--- begin Data rows ---
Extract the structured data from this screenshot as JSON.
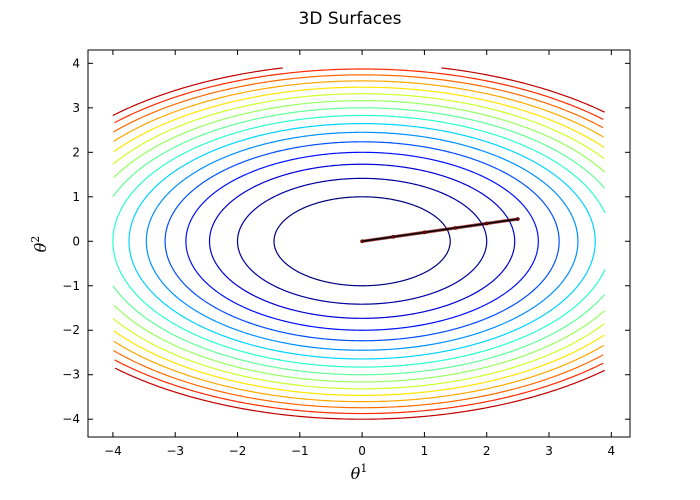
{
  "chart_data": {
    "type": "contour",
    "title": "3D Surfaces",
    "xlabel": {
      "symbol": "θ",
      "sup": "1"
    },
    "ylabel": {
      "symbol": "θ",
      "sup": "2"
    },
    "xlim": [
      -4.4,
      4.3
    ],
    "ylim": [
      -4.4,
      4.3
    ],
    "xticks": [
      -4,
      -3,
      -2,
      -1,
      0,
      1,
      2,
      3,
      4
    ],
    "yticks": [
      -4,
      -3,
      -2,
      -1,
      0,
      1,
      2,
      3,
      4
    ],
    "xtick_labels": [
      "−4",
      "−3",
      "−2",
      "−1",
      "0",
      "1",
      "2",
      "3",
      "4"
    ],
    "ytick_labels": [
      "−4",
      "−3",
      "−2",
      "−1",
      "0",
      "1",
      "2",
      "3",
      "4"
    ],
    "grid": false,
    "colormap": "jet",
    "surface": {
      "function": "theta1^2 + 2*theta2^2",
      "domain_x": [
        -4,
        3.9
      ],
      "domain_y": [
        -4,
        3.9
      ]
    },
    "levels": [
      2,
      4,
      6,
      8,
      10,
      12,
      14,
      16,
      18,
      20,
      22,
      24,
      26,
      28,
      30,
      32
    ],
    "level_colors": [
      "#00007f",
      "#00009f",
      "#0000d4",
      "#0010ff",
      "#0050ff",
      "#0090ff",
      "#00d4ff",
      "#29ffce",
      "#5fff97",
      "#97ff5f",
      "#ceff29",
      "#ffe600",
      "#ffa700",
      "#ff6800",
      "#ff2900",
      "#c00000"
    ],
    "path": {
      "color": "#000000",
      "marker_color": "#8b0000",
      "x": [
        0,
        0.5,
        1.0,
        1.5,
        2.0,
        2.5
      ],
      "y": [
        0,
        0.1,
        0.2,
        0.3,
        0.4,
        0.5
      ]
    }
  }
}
--- end Data rows ---
--- begin Data rows ---
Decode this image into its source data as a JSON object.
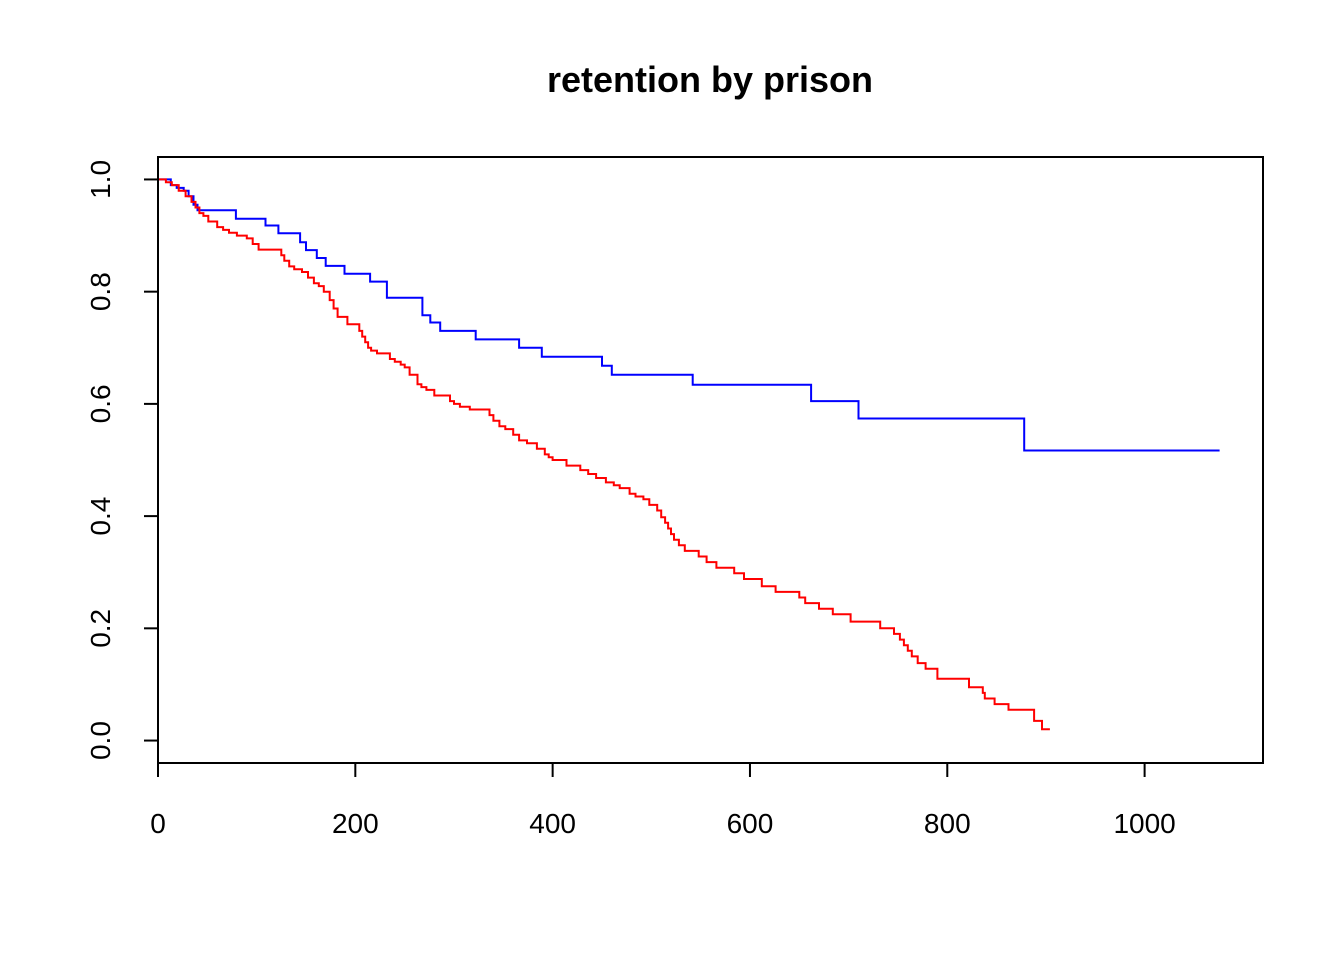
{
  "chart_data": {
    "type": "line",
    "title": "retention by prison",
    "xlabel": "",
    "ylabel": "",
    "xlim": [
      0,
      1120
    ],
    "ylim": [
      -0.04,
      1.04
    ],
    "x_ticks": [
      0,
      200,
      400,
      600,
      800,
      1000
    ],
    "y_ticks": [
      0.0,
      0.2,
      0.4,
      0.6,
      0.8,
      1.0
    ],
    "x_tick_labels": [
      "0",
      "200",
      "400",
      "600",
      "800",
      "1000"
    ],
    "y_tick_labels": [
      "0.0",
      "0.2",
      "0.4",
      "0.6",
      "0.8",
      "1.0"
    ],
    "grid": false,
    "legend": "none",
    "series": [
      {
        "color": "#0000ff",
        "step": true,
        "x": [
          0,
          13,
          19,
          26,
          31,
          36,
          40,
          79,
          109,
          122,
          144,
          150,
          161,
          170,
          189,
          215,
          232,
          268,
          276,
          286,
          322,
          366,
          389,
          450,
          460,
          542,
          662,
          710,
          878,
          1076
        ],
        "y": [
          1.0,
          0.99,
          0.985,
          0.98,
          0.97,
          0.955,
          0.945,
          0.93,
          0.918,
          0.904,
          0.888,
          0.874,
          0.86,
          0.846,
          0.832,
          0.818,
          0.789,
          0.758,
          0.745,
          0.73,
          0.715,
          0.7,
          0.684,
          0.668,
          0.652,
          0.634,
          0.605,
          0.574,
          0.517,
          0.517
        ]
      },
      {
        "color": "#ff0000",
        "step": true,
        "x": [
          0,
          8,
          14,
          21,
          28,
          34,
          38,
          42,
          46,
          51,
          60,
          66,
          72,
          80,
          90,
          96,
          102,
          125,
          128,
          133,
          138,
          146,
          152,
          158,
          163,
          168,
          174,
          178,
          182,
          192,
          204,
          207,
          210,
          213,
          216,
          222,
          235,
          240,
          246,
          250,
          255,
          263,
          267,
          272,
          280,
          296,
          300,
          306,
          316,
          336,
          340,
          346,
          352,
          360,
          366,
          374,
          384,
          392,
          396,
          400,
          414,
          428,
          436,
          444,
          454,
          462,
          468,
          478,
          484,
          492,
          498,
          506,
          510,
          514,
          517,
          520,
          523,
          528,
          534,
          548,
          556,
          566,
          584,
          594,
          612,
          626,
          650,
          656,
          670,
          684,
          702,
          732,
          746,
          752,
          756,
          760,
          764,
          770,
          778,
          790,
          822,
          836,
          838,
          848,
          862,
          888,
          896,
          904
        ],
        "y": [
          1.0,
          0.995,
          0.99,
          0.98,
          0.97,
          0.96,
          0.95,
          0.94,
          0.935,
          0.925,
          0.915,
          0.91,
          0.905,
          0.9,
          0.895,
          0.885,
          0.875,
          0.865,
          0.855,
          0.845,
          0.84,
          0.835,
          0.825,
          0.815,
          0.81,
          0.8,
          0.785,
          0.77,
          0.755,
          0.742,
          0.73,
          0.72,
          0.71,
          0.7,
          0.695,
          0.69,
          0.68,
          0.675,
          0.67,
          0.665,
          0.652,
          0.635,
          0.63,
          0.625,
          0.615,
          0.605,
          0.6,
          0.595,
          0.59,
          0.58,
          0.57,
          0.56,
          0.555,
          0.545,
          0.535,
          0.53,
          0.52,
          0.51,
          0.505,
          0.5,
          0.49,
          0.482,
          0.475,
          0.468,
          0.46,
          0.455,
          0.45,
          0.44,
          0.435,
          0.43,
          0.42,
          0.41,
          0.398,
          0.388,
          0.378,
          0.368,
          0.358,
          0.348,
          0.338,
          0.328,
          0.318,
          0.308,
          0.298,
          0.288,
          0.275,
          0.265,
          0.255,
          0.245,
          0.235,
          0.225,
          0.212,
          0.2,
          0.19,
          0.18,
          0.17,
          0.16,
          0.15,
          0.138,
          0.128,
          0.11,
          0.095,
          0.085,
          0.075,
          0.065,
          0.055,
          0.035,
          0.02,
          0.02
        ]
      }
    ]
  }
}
--- end Data rows ---
--- begin Data rows ---
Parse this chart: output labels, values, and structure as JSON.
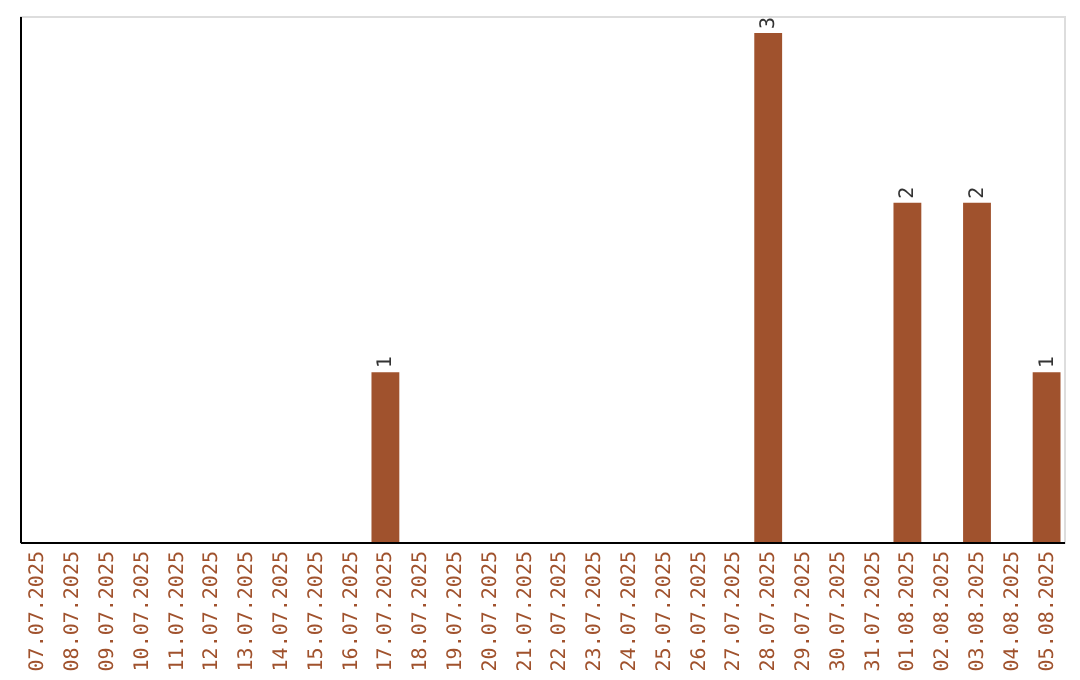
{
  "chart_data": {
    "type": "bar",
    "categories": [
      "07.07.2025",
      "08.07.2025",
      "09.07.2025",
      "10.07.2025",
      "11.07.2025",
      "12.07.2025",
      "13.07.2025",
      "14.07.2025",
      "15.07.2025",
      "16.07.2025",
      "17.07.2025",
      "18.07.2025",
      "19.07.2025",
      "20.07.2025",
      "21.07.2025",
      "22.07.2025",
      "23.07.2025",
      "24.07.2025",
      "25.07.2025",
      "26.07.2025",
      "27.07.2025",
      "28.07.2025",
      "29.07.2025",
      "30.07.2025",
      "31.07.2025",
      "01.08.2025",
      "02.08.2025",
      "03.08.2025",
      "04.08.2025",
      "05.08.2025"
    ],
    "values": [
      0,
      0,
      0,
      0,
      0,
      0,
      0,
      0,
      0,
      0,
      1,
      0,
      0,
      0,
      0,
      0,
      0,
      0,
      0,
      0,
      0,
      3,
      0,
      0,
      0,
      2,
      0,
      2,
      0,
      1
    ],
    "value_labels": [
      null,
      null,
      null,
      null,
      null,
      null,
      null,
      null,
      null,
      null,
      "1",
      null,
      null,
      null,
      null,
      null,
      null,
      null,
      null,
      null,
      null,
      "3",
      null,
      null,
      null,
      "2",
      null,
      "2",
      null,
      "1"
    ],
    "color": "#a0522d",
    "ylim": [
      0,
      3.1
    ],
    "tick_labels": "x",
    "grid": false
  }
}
--- end Data rows ---
Requirements:
Extract, from the material above, each line holding the word "values".

Solution for this problem:
Parse this chart: output labels, values, and structure as JSON.
    "values": [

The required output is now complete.